TASK INSTRUCTIONS - Reproduce verbatim the span of the Srebrenica commemoration article that starts with the words containing "Vucic is among" and ends with "of his past.".

PAGE TEXT -
A crowd gathered Saturday to commemorate the Srebrenica slaughter 20 years ago pelted the Serbian prime minister with stones and water bottles in an attack the Serbian interior minister called an “assassination attempt.".
Aleksandar Vucic, a former ultranationalist during the Balkan wars but who is now a moderate with a pro-Western stance, escaped serious injury. He said he was hit in the face with a rock as the crowds chanted "Kill, Kill" and "Allahu akbar," the Arabic phrase for "God is great."
Vucic's associate, Suzana Vasiljevic, told AP that he was hit in the face with a stone and his glasses were broken. Vasiljevic said she was behind Vucic when "masses broke the fences and turned against us."
Tens of thousands came to mark the 20th anniversary of Europe's worst massacre since the Holocaust -- the slaughter of 8,000 Muslims from the eastern Bosnian town of Srebrenica -- with foreign dignitaries urging the international community not to allow such atrocities to happen again and to call the crime "genocide."
Vucic is among the most hated individuals for Bosnian Muslims, with some viewing him in worse terms than late strongman Slobodan Milosevic. During the 1992-95 Bosnian war, Vucic was an ultranationalist politician in opposition to Milosevic, criticizing the Serb leader of leniency toward Bosnian Muslims.
Many Bosnian Muslims also still remember Vucic's incendiary statement during the Balkan wars that for every dead Serb, 100 Muslims should be killed. Some in the crowd held a banner with the quote to remind him of his past.
Vucic's security detail rushed him away, trying to protect him with bags, umbrellas and their raised arms from the projectiles raining down. His guards shoved through the angry crowd before pushing the prime minister inside an armored vehicle.

SOURCE DATA -
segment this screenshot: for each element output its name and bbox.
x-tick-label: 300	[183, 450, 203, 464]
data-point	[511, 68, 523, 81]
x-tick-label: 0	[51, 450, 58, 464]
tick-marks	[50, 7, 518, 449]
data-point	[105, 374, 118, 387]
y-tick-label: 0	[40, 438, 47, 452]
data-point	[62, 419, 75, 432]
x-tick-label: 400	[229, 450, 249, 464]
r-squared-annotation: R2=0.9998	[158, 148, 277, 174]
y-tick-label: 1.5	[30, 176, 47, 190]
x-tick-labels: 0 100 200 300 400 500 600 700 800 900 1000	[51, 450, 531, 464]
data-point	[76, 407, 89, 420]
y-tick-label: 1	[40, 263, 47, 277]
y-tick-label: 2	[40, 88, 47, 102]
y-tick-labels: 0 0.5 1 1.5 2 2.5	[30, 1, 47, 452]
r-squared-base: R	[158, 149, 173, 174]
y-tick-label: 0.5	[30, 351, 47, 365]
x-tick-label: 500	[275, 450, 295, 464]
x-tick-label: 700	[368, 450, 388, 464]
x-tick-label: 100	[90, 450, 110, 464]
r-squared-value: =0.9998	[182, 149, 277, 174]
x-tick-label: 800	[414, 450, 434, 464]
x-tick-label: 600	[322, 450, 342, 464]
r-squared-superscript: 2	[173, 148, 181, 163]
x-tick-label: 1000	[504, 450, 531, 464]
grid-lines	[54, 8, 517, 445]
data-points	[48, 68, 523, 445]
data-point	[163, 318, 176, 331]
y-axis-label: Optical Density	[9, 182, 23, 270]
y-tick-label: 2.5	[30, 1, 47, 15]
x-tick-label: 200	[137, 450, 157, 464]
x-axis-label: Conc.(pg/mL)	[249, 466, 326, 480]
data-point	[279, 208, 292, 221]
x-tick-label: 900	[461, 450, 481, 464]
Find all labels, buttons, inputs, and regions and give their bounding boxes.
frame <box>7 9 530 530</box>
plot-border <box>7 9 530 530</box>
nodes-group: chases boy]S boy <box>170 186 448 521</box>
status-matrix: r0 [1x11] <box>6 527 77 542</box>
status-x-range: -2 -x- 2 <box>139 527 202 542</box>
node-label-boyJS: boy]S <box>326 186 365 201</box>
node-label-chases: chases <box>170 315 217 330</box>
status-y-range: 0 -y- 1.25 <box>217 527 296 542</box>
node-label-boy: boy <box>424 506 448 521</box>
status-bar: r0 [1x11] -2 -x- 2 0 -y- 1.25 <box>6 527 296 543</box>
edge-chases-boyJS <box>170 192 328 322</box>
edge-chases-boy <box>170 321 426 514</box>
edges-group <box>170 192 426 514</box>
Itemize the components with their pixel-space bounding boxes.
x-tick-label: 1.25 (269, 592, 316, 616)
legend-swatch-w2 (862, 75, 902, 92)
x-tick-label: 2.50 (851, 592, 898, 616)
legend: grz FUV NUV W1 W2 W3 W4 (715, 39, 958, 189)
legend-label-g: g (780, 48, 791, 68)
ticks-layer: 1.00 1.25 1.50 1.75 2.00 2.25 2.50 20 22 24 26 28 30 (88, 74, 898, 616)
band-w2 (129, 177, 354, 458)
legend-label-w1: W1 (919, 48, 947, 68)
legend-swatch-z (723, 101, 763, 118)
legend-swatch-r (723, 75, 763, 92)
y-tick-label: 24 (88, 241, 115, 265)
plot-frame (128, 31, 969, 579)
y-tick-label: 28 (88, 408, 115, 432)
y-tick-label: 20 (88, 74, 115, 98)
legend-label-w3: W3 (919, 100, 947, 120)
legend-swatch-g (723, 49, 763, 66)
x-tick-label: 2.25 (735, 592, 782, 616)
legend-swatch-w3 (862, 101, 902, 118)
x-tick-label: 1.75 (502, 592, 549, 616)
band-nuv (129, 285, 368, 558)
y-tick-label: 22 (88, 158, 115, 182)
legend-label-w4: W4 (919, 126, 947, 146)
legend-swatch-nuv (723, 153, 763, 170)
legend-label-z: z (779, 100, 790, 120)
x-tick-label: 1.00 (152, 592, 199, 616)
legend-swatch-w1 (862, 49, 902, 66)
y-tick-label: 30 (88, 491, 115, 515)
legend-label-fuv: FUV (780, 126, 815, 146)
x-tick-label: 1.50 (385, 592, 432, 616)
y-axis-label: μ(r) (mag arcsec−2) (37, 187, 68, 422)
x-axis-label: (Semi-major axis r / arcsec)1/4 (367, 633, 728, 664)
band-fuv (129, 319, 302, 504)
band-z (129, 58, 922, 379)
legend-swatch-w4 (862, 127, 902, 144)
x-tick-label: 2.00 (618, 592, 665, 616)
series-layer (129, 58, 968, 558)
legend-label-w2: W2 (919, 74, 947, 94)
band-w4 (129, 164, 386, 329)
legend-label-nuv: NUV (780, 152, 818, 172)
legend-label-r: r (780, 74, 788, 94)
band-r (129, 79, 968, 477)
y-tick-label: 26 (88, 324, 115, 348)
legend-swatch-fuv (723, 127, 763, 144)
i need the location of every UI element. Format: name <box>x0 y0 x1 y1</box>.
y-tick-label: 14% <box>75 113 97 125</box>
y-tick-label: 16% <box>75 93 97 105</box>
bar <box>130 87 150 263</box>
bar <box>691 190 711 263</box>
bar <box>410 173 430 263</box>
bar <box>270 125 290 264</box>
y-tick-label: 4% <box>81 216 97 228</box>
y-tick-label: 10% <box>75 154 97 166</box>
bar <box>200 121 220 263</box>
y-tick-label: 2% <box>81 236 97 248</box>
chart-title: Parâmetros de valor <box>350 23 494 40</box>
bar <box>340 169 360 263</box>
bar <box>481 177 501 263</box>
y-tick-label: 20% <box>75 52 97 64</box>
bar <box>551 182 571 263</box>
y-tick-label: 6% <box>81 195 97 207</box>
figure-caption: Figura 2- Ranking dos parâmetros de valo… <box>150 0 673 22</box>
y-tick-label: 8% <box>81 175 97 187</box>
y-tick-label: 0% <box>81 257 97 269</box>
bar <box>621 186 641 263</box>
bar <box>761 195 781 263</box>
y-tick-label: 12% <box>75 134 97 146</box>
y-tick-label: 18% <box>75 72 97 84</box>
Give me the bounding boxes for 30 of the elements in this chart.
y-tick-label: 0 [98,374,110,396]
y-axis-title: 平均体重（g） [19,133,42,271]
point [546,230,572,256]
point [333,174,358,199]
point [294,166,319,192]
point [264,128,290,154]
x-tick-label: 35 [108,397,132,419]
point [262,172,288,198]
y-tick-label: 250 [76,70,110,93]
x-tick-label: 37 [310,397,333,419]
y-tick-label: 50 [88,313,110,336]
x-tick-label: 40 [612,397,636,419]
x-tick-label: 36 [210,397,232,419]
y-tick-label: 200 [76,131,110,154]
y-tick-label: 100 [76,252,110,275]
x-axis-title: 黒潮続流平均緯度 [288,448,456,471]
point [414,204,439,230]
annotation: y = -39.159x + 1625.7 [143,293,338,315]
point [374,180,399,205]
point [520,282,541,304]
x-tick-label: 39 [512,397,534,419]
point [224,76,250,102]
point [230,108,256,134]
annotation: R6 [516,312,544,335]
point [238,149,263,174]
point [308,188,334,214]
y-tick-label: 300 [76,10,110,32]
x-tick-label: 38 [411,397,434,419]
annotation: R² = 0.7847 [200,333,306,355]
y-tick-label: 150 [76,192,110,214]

TASK RESPONSE -
Vucic is among the most hated individuals for Bosnian Muslims, with some viewing him in worse terms than late strongman Slobodan Milosevic. During the 1992-95 Bosnian war, Vucic was an ultranationalist politician in opposition to Milosevic, criticizing the Serb leader of leniency toward Bosnian Muslims.
Many Bosnian Muslims also still remember Vucic's incendiary statement during the Balkan wars that for every dead Serb, 100 Muslims should be killed. Some in the crowd held a banner with the quote to remind him of his past.